PROBLEM:
Gather from the listing below each line that includes the word "Neomicina", and copy it.

PROVIDED RECORDS:

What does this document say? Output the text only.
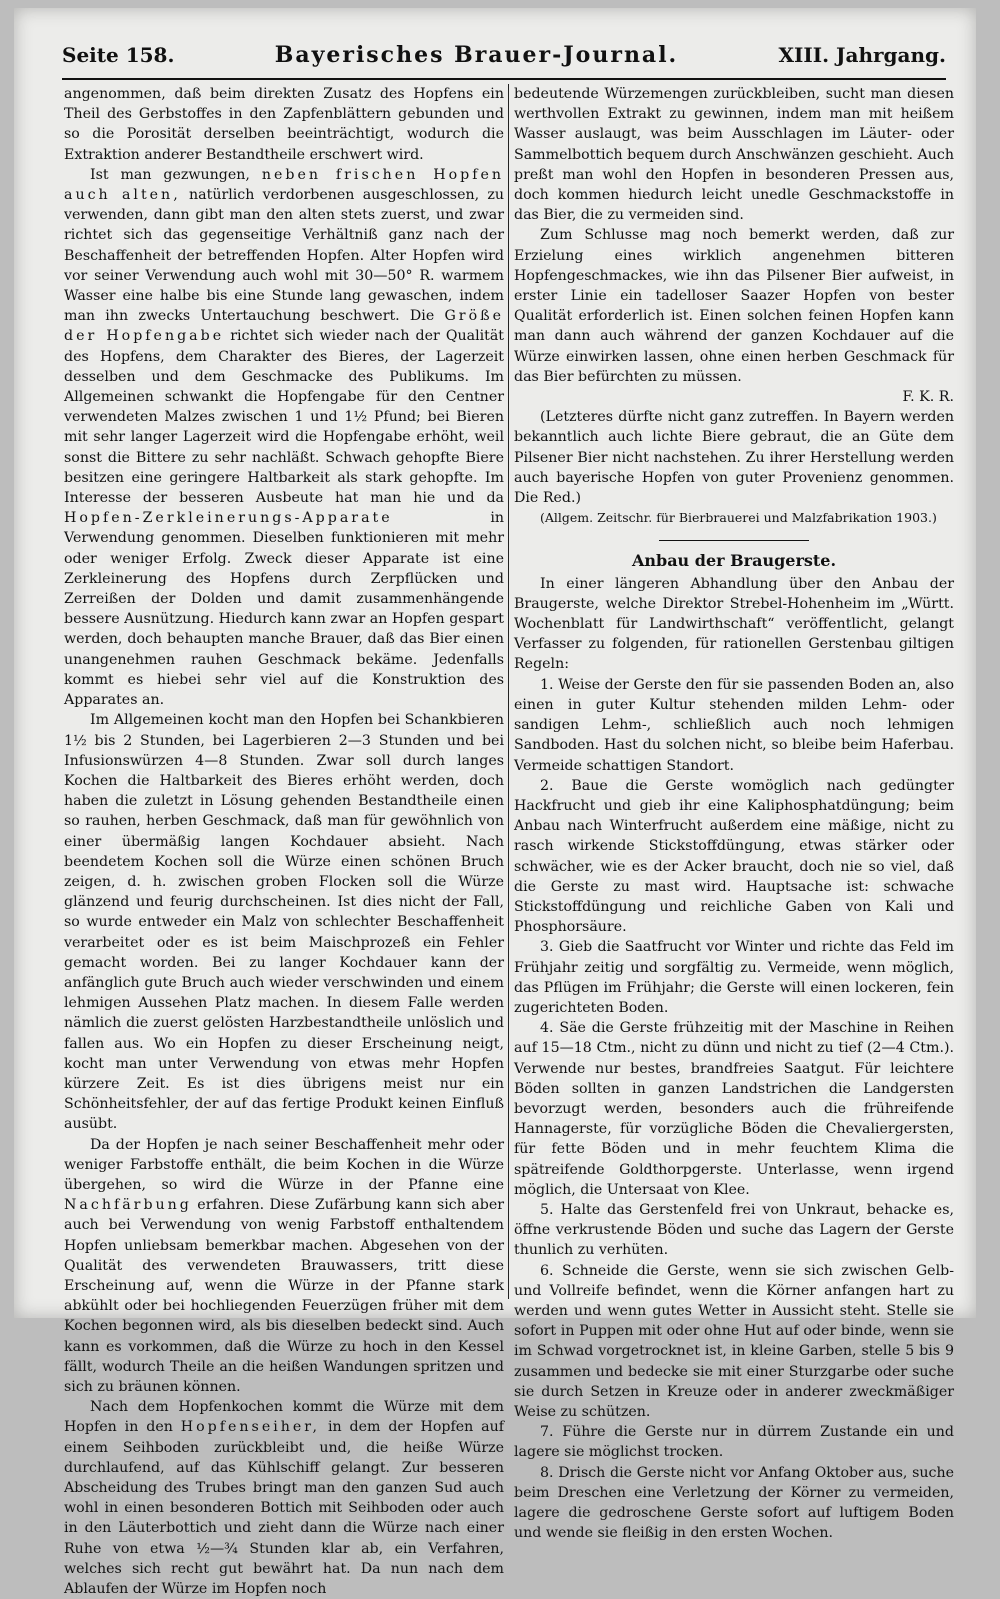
Seite 158.	Bayerisches Brauer-Journal.	XIII. Jahrgang.

angenommen, daß beim direkten Zusatz des Hopfens ein Theil des Gerbstoffes in den Zapfenblättern gebunden und so die Porosität derselben beeinträchtigt, wodurch die Extraktion anderer Bestandtheile erschwert wird.

Ist man gezwungen, neben frischen Hopfen auch alten, natürlich verdorbenen ausgeschlossen, zu verwenden, dann gibt man den alten stets zuerst, und zwar richtet sich das gegenseitige Verhältniß ganz nach der Beschaffenheit der betreffenden Hopfen. Alter Hopfen wird vor seiner Verwendung auch wohl mit 30—50° R. warmem Wasser eine halbe bis eine Stunde lang gewaschen, indem man ihn zwecks Untertauchung beschwert. Die Größe der Hopfengabe richtet sich wieder nach der Qualität des Hopfens, dem Charakter des Bieres, der Lagerzeit desselben und dem Geschmacke des Publikums. Im Allgemeinen schwankt die Hopfengabe für den Centner verwendeten Malzes zwischen 1 und 1½ Pfund; bei Bieren mit sehr langer Lagerzeit wird die Hopfengabe erhöht, weil sonst die Bittere zu sehr nachläßt. Schwach gehopfte Biere besitzen eine geringere Haltbarkeit als stark gehopfte. Im Interesse der besseren Ausbeute hat man hie und da Hopfen-Zerkleinerungs-Apparate	in Verwendung genommen. Dieselben funktionieren mit mehr oder weniger Erfolg. Zweck dieser Apparate ist eine Zerkleinerung des Hopfens durch Zerpflücken und Zerreißen der Dolden und damit zusammenhängende bessere Ausnützung. Hiedurch kann zwar an Hopfen gespart werden, doch behaupten manche Brauer, daß das Bier einen unangenehmen rauhen Geschmack bekäme. Jedenfalls kommt es hiebei sehr viel auf die Konstruktion des Apparates an.

Im Allgemeinen kocht man den Hopfen bei Schankbieren 1½ bis 2 Stunden, bei Lagerbieren 2—3 Stunden und bei Infusionswürzen 4—8 Stunden. Zwar soll durch langes Kochen die Haltbarkeit des Bieres erhöht werden, doch haben die zuletzt in Lösung gehenden Bestandtheile einen so rauhen, herben Geschmack, daß man für gewöhnlich von einer übermäßig langen Kochdauer absieht. Nach beendetem Kochen soll die Würze einen schönen Bruch zeigen, d. h. zwischen groben Flocken soll die Würze glänzend und feurig durchscheinen. Ist dies nicht der Fall, so wurde entweder ein Malz von schlechter Beschaffenheit verarbeitet oder es ist beim Maischprozeß ein Fehler gemacht worden. Bei zu langer Kochdauer kann der anfänglich gute Bruch auch wieder verschwinden und einem lehmigen Aussehen Platz machen. In diesem Falle werden nämlich die zuerst gelösten Harzbestandtheile unlöslich und fallen aus. Wo ein Hopfen zu dieser Erscheinung neigt, kocht man unter Verwendung von etwas mehr Hopfen kürzere Zeit. Es ist dies übrigens meist nur ein Schönheitsfehler, der auf das fertige Produkt keinen Einfluß ausübt.

Da der Hopfen je nach seiner Beschaffenheit mehr oder weniger Farbstoffe enthält, die beim Kochen in die Würze übergehen, so wird die Würze in der Pfanne eine Nachfärbung erfahren. Diese Zufärbung kann sich aber auch bei Verwendung von wenig Farbstoff enthaltendem Hopfen unliebsam bemerkbar machen. Abgesehen von der Qualität des verwendeten Brauwassers, tritt diese Erscheinung auf, wenn die Würze in der Pfanne stark abkühlt oder bei hochliegenden Feuerzügen früher mit dem Kochen begonnen wird, als bis dieselben bedeckt sind. Auch kann es vorkommen, daß die Würze zu hoch in den Kessel fällt, wodurch Theile an die heißen Wandungen spritzen und sich zu bräunen können.

Nach dem Hopfenkochen kommt die Würze mit dem Hopfen in den Hopfenseiher, in dem der Hopfen auf einem Seihboden zurückbleibt und, die heiße Würze durchlaufend, auf das Kühlschiff gelangt. Zur besseren Abscheidung des Trubes bringt man den ganzen Sud auch wohl in einen besonderen Bottich mit Seihboden oder auch in den Läuterbottich und zieht dann die Würze nach einer Ruhe von etwa ½—¾ Stunden klar ab, ein Verfahren, welches sich recht gut bewährt hat. Da nun nach dem Ablaufen der Würze im Hopfen noch

bedeutende Würzemengen zurückbleiben, sucht man diesen werthvollen Extrakt zu gewinnen, indem man mit heißem Wasser auslaugt, was beim Ausschlagen im Läuter- oder Sammelbottich bequem durch Anschwänzen geschieht. Auch preßt man wohl den Hopfen in besonderen Pressen aus, doch kommen hiedurch leicht unedle Geschmackstoffe in das Bier, die zu vermeiden sind.

Zum Schlusse mag noch bemerkt werden, daß zur Erzielung eines wirklich angenehmen bitteren Hopfengeschmackes, wie ihn das Pilsener Bier aufweist, in erster Linie ein tadelloser Saazer Hopfen von bester Qualität erforderlich ist. Einen solchen feinen Hopfen kann man dann auch während der ganzen Kochdauer auf die Würze einwirken lassen, ohne einen herben Geschmack für das Bier befürchten zu müssen.

F. K. R.

(Letzteres dürfte nicht ganz zutreffen. In Bayern werden bekanntlich auch lichte Biere gebraut, die an Güte dem Pilsener Bier nicht nachstehen. Zu ihrer Herstellung werden auch bayerische Hopfen von guter Provenienz genommen. Die Red.)

(Allgem. Zeitschr. für Bierbrauerei und Malzfabrikation 1903.)

Anbau der Braugerste.

In einer längeren Abhandlung über den Anbau der Braugerste, welche Direktor Strebel-Hohenheim im „Württ. Wochenblatt für Landwirthschaft“ veröffentlicht, gelangt Verfasser zu folgenden, für rationellen Gerstenbau giltigen Regeln:

1. Weise der Gerste den für sie passenden Boden an, also einen in guter Kultur stehenden milden Lehm- oder sandigen Lehm-, schließlich auch noch lehmigen Sandboden. Hast du solchen nicht, so bleibe beim Haferbau. Vermeide schattigen Standort.

2. Baue die Gerste womöglich nach gedüngter Hackfrucht und gieb ihr eine Kaliphosphatdüngung; beim Anbau nach Winterfrucht außerdem eine mäßige, nicht zu rasch wirkende Stickstoffdüngung, etwas stärker oder schwächer, wie es der Acker braucht, doch nie so viel, daß die Gerste zu mast wird. Hauptsache ist: schwache Stickstoffdüngung und reichliche Gaben von Kali und Phosphorsäure.

3. Gieb die Saatfrucht vor Winter und richte das Feld im Frühjahr zeitig und sorgfältig zu. Vermeide, wenn möglich, das Pflügen im Frühjahr; die Gerste will einen lockeren, fein zugerichteten Boden.

4. Säe die Gerste frühzeitig mit der Maschine in Reihen auf 15—18 Ctm., nicht zu dünn und nicht zu tief (2—4 Ctm.). Verwende nur bestes, brandfreies Saatgut. Für leichtere Böden sollten in ganzen Landstrichen die Landgersten bevorzugt werden, besonders auch die frühreifende Hannagerste, für vorzügliche Böden die Chevaliergersten, für fette Böden und in mehr feuchtem Klima die spätreifende Goldthorpgerste. Unterlasse, wenn irgend möglich, die Untersaat von Klee.

5. Halte das Gerstenfeld frei von Unkraut, behacke es, öffne verkrustende Böden und suche das Lagern der Gerste thunlich zu verhüten.

6. Schneide die Gerste, wenn sie sich zwischen Gelb- und Vollreife befindet, wenn die Körner anfangen hart zu werden und wenn gutes Wetter in Aussicht steht. Stelle sie sofort in Puppen mit oder ohne Hut auf oder binde, wenn sie im Schwad vorgetrocknet ist, in kleine Garben, stelle 5 bis 9 zusammen und bedecke sie mit einer Sturzgarbe oder suche sie durch Setzen in Kreuze oder in anderer zweckmäßiger Weise zu schützen.

7. Führe die Gerste nur in dürrem Zustande ein und lagere sie möglichst trocken.

8. Drisch die Gerste nicht vor Anfang Oktober aus, suche beim Dreschen eine Verletzung der Körner zu vermeiden, lagere die gedroschene Gerste sofort auf luftigem Boden und wende sie fleißig in den ersten Wochen.
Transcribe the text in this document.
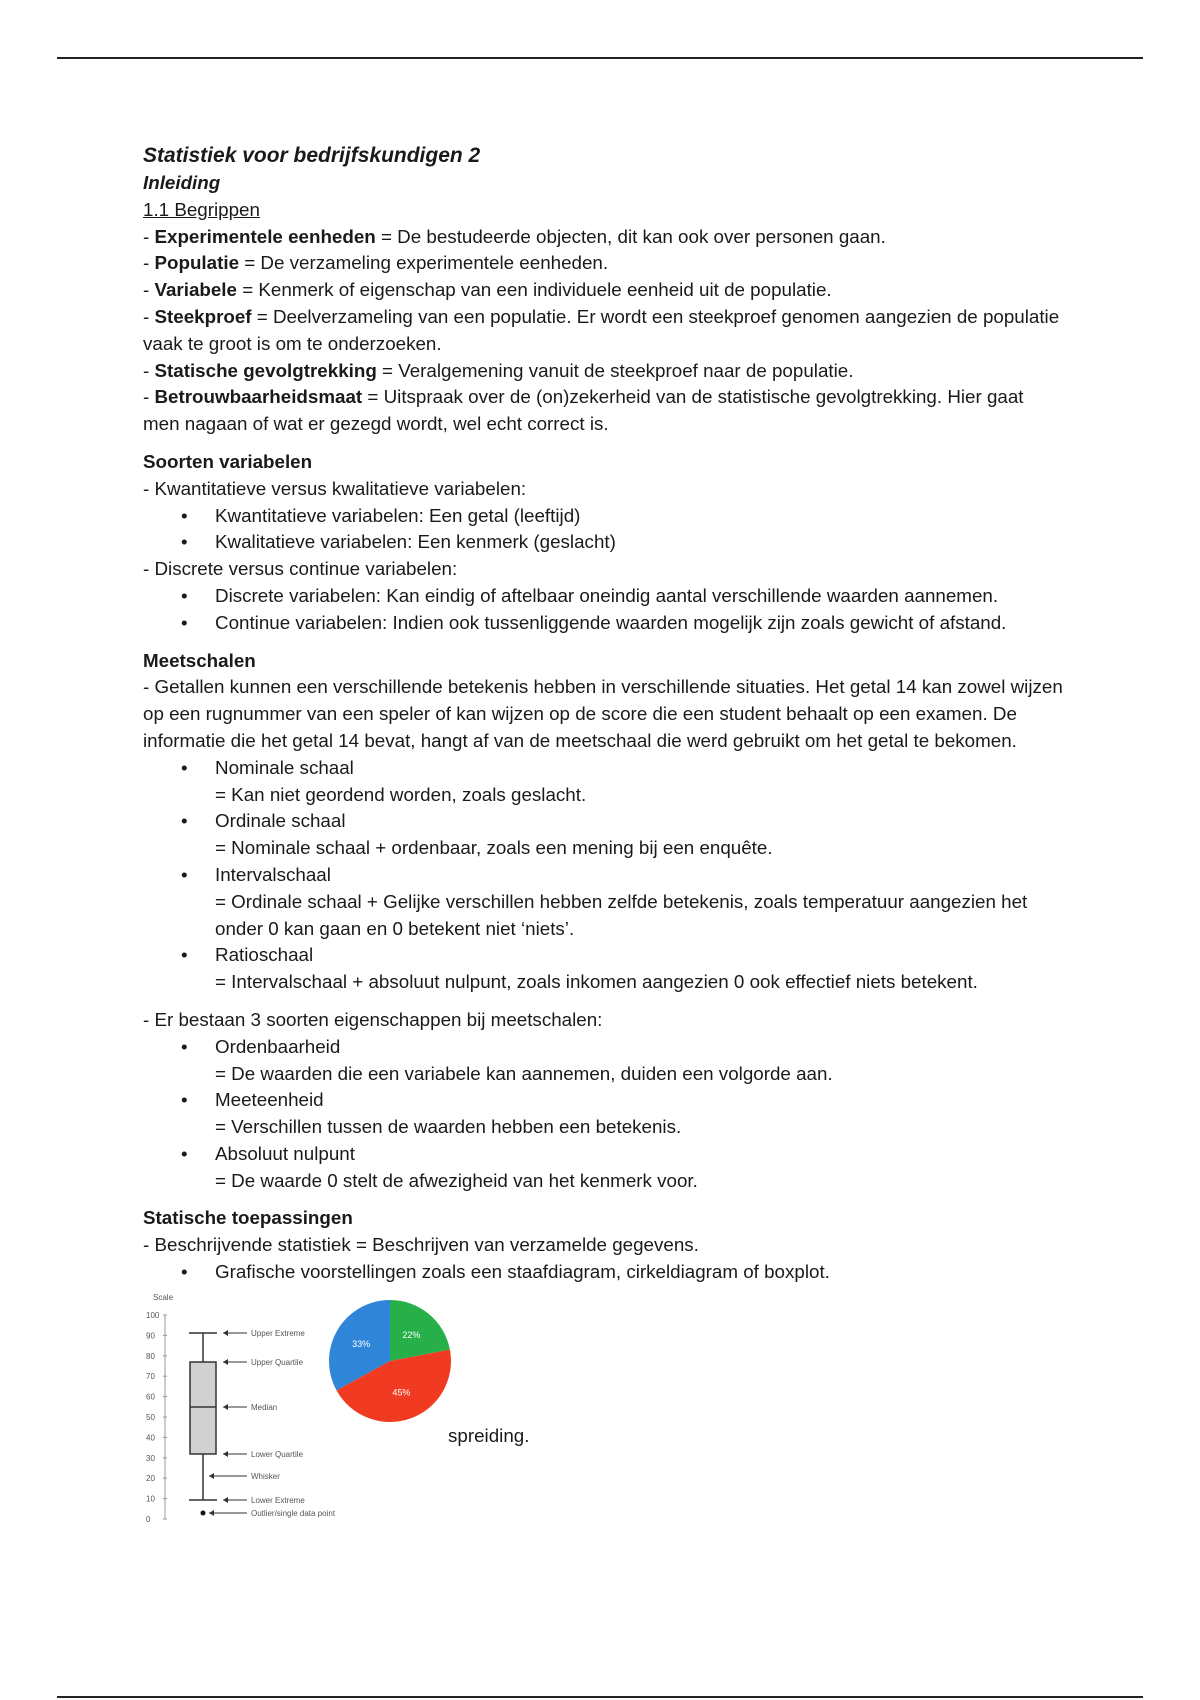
Statistiek voor bedrijfskundigen 2
Inleiding
1.1 Begrippen

- Experimentele eenheden = De bestudeerde objecten, dit kan ook over personen gaan.

- Populatie = De verzameling experimentele eenheden.

- Variabele = Kenmerk of eigenschap van een individuele eenheid uit de populatie.

- Steekproef = Deelverzameling van een populatie. Er wordt een steekproef genomen aangezien de populatie vaak te groot is om te onderzoeken.

- Statische gevolgtrekking = Veralgemening vanuit de steekproef naar de populatie.

- Betrouwbaarheidsmaat = Uitspraak over de (on)zekerheid van de statistische gevolgtrekking. Hier gaat men nagaan of wat er gezegd wordt, wel echt correct is.

Soorten variabelen

- Kwantitatieve versus kwalitatieve variabelen:

• Kwantitatieve variabelen: Een getal (leeftijd)
• Kwalitatieve variabelen: Een kenmerk (geslacht)

- Discrete versus continue variabelen:

• Discrete variabelen: Kan eindig of aftelbaar oneindig aantal verschillende waarden aannemen.
• Continue variabelen: Indien ook tussenliggende waarden mogelijk zijn zoals gewicht of afstand.
Meetschalen

- Getallen kunnen een verschillende betekenis hebben in verschillende situaties. Het getal 14 kan zowel wijzen op een rugnummer van een speler of kan wijzen op de score die een student behaalt op een examen. De informatie die het getal 14 bevat, hangt af van de meetschaal die werd gebruikt om het getal te bekomen.

• Nominale schaal
= Kan niet geordend worden, zoals geslacht.
• Ordinale schaal
= Nominale schaal + ordenbaar, zoals een mening bij een enquête.
• Intervalschaal
= Ordinale schaal + Gelijke verschillen hebben zelfde betekenis, zoals temperatuur aangezien het onder 0 kan gaan en 0 betekent niet ‘niets’.
• Ratioschaal
= Intervalschaal + absoluut nulpunt, zoals inkomen aangezien 0 ook effectief niets betekent.

- Er bestaan 3 soorten eigenschappen bij meetschalen:

• Ordenbaarheid
= De waarden die een variabele kan aannemen, duiden een volgorde aan.
• Meeteenheid
= Verschillen tussen de waarden hebben een betekenis.
• Absoluut nulpunt
= De waarde 0 stelt de afwezigheid van het kenmerk voor.
Statische toepassingen

- Beschrijvende statistiek = Beschrijven van verzamelde gegevens.

• Grafische voorstellingen zoals een staafdiagram, cirkeldiagram of boxplot.
Scale
0
10
20
30
40
50
60
70
80
90
100
Upper Extreme
Upper Quartile
Median
Lower Quartile
Whisker
Lower Extreme
Outlier/single data point
33%
22%
45%
spreiding.
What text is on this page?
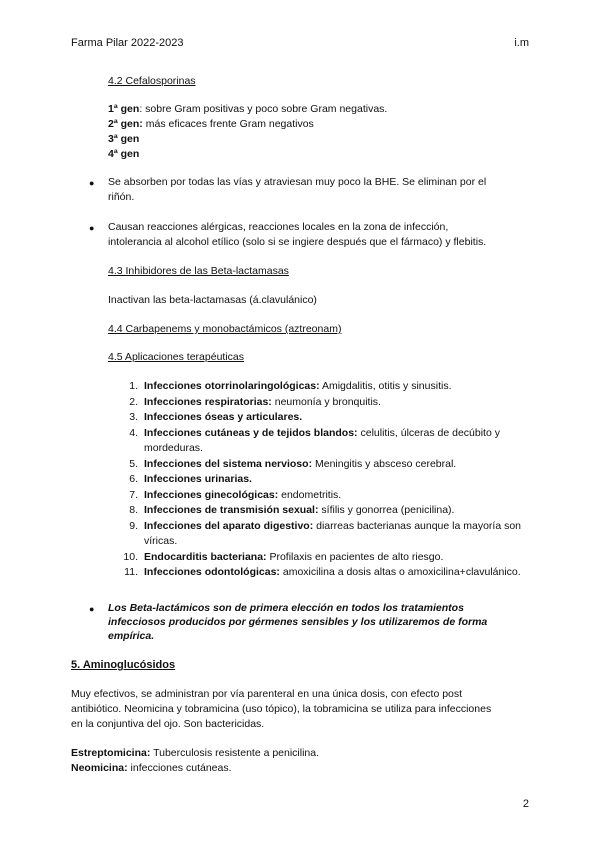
Farma Pilar 2022-2023	i.m
4.2 Cefalosporinas
1ª gen: sobre Gram positivas y poco sobre Gram negativas.
2ª gen: más eficaces frente Gram negativos
3ª gen
4ª gen
● Se absorben por todas las vías y atraviesan muy poco la BHE. Se eliminan por el
riñón.
● Causan reacciones alérgicas, reacciones locales en la zona de infección,
intolerancia al alcohol etílico (solo si se ingiere después que el fármaco) y flebitis.
4.3 Inhibidores de las Beta-lactamasas
Inactivan las beta-lactamasas (á.clavulánico)
4.4 Carbapenems y monobactámicos (aztreonam)
4.5 Aplicaciones terapéuticas
1. Infecciones otorrinolaringológicas: Amigdalitis, otitis y sinusitis.
2. Infecciones respiratorias: neumonía y bronquitis.
3. Infecciones óseas y articulares.
4. Infecciones cutáneas y de tejidos blandos: celulitis, úlceras de decúbito y mordeduras.
5. Infecciones del sistema nervioso: Meningitis y absceso cerebral.
6. Infecciones urinarias.
7. Infecciones ginecológicas: endometritis.
8. Infecciones de transmisión sexual: sífilis y gonorrea (penicilina).
9. Infecciones del aparato digestivo: diarreas bacterianas aunque la mayoría son víricas.
10. Endocarditis bacteriana: Profilaxis en pacientes de alto riesgo.
11. Infecciones odontológicas: amoxicilina a dosis altas o amoxicilina+clavulánico.
● Los Beta-lactámicos son de primera elección en todos los tratamientos
infecciosos producidos por gérmenes sensibles y los utilizaremos de forma
empírica.
5. Aminoglucósidos
Muy efectivos, se administran por vía parenteral en una única dosis, con efecto post
antibiótico. Neomicina y tobramicina (uso tópico), la tobramicina se utiliza para infecciones
en la conjuntiva del ojo. Son bactericidas.
Estreptomicina: Tuberculosis resistente a penicilina.
Neomicina: infecciones cutáneas.
2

WRITTEN RESPONSE:
antibiótico. Neomicina y tobramicina (uso tópico), la tobramicina se utiliza para infecciones
Neomicina: infecciones cutáneas.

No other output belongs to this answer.